__Figure dataset records__.
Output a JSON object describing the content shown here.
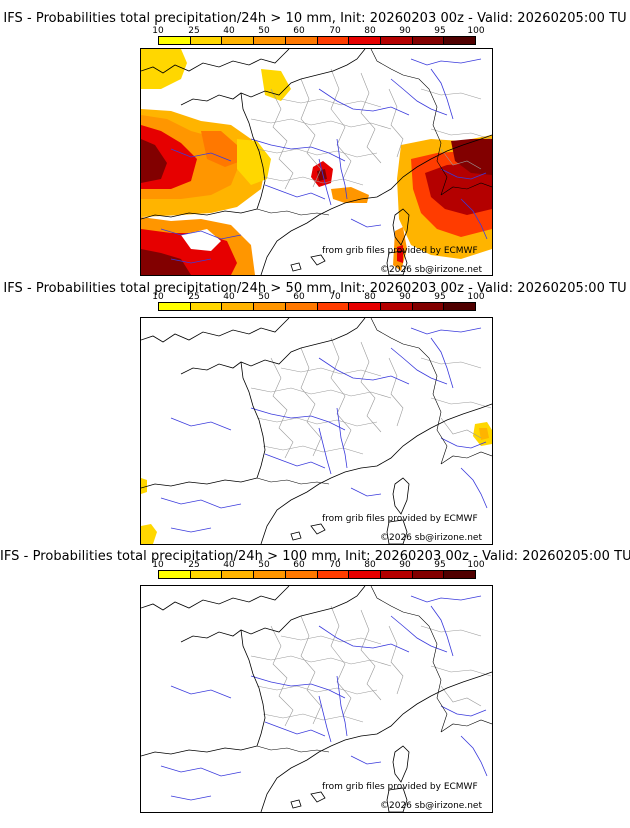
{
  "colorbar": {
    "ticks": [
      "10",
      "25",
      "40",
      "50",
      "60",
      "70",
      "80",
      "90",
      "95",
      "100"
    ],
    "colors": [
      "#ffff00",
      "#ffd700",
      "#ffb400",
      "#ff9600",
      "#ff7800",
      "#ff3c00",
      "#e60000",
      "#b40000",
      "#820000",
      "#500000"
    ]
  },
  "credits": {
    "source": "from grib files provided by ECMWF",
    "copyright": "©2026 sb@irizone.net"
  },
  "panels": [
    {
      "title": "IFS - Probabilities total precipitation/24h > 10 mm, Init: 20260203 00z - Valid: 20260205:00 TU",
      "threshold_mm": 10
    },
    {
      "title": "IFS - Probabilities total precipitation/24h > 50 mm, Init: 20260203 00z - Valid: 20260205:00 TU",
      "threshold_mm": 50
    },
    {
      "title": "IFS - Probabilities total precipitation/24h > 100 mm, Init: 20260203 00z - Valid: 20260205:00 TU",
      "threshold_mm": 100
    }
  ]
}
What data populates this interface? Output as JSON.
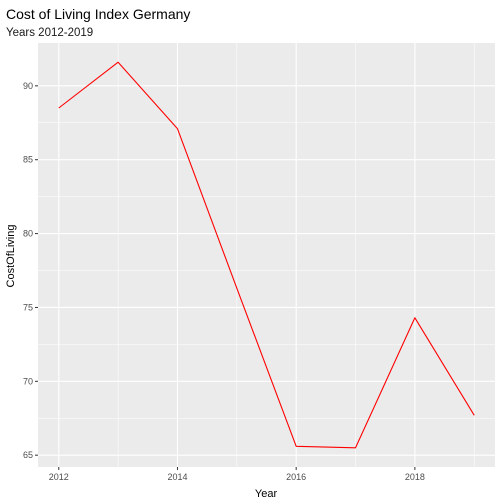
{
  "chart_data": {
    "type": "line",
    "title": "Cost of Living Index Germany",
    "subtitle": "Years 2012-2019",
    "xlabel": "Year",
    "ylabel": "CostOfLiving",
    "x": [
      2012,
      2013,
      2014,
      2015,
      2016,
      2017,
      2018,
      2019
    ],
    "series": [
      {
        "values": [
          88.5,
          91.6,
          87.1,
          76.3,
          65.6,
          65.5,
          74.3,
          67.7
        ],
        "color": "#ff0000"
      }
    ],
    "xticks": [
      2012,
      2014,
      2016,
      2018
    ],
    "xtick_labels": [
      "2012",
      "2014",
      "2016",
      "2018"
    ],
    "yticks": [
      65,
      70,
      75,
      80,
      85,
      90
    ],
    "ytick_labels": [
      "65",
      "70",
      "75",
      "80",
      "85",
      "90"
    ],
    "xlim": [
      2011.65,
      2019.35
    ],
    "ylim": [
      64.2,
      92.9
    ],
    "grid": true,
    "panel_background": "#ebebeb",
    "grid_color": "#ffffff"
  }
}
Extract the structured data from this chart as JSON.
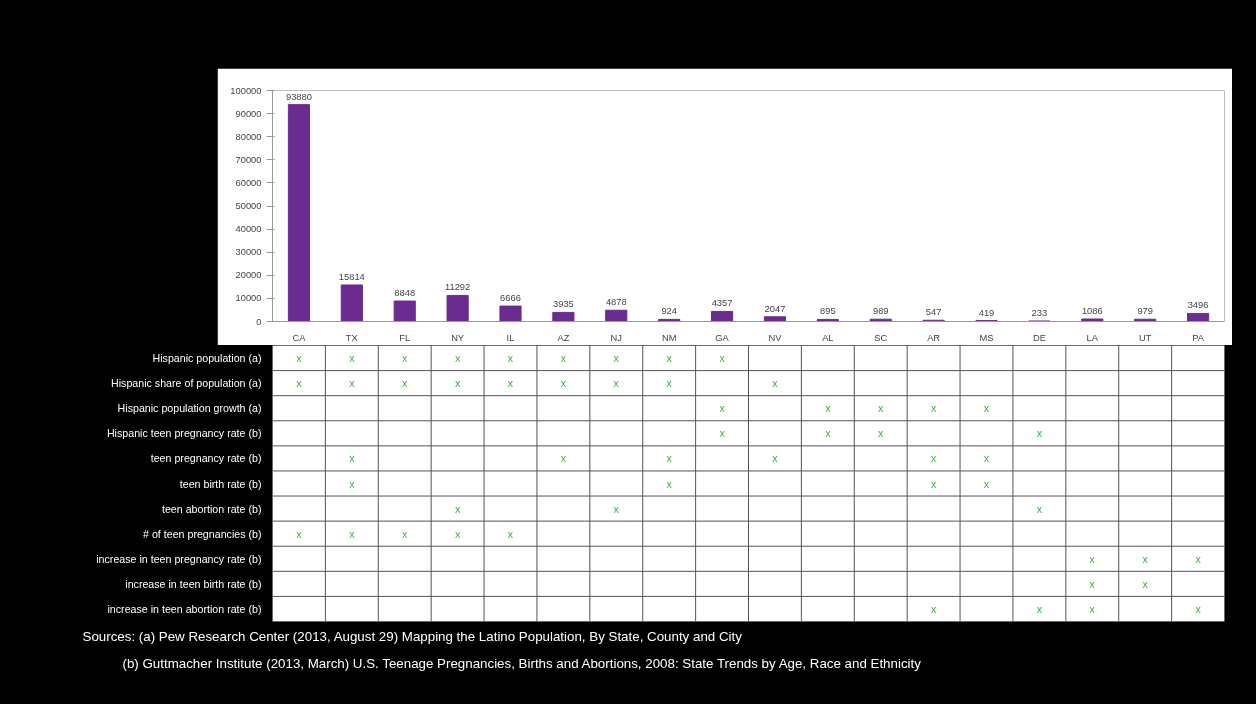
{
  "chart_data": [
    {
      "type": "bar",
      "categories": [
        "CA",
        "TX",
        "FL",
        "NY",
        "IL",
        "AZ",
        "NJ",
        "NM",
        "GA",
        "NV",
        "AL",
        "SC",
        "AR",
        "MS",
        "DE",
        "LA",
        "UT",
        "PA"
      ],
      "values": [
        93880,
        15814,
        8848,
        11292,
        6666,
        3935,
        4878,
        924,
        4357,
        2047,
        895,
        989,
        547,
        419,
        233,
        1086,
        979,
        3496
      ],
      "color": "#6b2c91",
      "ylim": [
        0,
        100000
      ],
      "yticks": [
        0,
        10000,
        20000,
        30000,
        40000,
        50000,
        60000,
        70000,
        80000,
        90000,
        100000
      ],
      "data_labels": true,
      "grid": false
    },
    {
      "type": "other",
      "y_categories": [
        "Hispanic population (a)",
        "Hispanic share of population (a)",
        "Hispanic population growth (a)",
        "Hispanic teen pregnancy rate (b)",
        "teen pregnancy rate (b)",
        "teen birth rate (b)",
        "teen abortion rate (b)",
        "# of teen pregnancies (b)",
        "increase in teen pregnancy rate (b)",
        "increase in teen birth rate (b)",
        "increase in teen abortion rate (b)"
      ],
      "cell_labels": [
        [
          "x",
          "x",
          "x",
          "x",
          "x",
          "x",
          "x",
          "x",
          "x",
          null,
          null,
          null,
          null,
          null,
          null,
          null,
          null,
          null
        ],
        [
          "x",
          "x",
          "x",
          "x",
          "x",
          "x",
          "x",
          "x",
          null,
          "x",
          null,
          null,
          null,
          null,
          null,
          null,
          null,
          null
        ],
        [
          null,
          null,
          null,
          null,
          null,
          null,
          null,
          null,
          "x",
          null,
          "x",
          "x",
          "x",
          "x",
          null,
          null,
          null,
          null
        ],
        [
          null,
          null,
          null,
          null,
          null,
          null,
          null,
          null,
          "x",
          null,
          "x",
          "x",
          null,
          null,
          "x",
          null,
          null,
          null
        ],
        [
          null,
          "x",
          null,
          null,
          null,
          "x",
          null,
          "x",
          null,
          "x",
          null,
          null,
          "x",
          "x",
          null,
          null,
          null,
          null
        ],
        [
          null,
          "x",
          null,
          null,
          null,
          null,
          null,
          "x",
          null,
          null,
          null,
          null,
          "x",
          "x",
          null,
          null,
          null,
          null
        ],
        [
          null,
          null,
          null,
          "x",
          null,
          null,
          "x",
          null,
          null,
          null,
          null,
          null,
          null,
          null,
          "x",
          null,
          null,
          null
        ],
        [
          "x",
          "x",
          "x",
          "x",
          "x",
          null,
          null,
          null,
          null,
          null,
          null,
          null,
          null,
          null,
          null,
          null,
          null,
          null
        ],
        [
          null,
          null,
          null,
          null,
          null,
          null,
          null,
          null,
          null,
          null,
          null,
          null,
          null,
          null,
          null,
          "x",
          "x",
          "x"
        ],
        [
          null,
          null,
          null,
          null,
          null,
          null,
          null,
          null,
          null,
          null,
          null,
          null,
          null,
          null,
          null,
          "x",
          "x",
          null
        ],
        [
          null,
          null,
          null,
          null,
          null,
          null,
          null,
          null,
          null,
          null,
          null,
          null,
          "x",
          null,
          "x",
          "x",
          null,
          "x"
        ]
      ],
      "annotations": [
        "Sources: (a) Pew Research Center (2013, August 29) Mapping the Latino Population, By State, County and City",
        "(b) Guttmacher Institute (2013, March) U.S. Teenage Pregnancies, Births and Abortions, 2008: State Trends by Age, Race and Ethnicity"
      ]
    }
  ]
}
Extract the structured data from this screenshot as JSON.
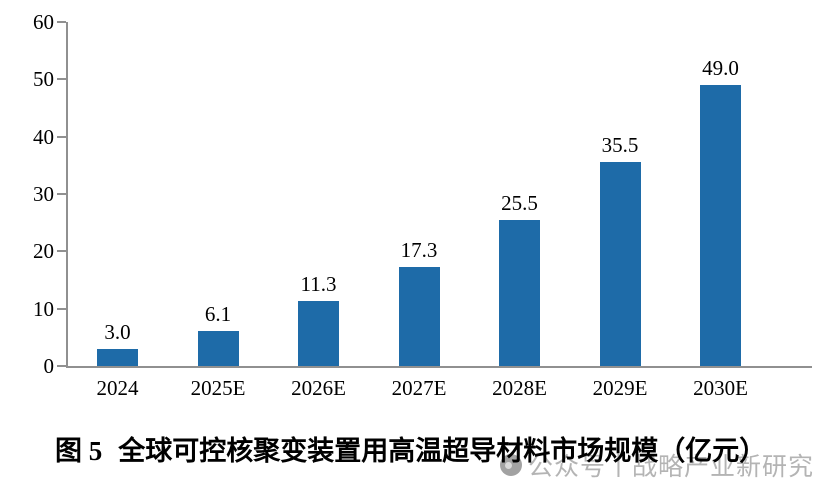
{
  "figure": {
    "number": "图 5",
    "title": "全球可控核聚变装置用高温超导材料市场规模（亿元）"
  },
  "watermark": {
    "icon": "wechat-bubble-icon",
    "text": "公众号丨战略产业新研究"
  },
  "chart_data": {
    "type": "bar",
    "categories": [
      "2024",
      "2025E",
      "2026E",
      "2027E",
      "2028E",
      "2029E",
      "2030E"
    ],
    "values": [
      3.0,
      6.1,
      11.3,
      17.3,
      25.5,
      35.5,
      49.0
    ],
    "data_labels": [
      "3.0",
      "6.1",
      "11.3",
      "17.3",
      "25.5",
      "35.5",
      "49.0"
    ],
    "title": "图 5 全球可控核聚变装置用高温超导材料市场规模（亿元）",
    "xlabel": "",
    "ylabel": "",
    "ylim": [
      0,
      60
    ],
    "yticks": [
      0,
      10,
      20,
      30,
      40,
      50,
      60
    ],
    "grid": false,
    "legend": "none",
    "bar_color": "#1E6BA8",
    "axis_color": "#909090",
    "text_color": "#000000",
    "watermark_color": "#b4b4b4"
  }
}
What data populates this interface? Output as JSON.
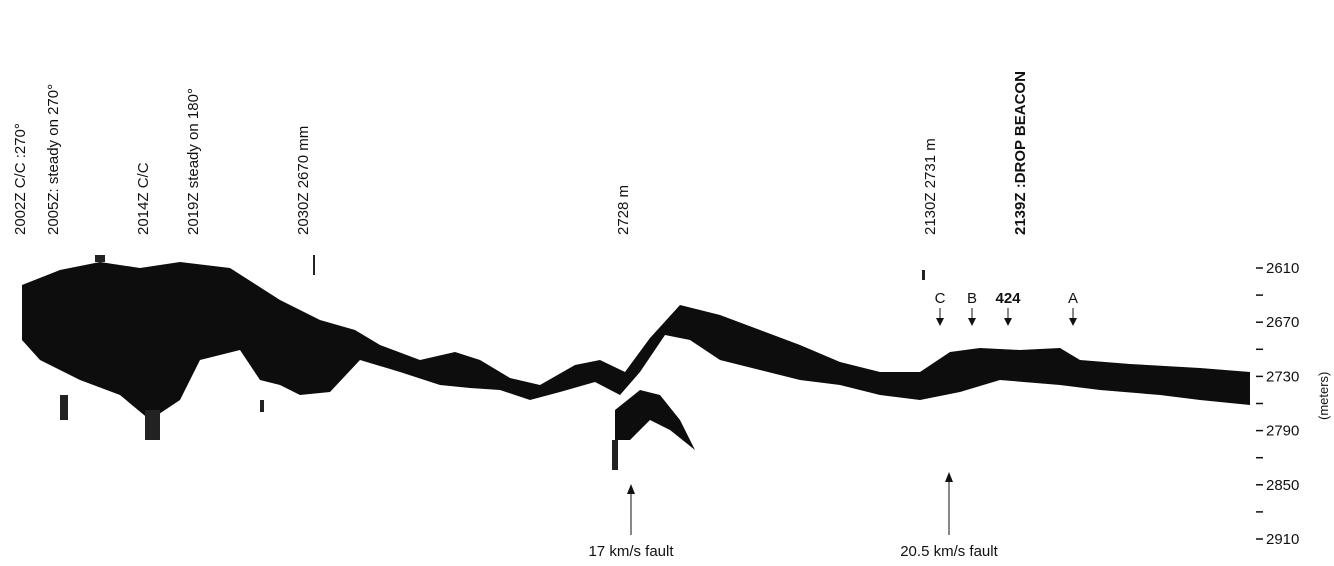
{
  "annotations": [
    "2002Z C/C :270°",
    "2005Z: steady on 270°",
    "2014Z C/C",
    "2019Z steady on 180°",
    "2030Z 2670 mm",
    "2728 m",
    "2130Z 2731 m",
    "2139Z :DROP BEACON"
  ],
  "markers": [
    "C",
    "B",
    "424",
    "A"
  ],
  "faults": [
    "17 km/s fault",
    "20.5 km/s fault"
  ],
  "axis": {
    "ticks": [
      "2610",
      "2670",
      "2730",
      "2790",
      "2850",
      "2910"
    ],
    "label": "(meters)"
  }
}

__Task requirements__. How many lines in these entries hold the string "Probabilities"? Answer with the number alone.

__Response__. 3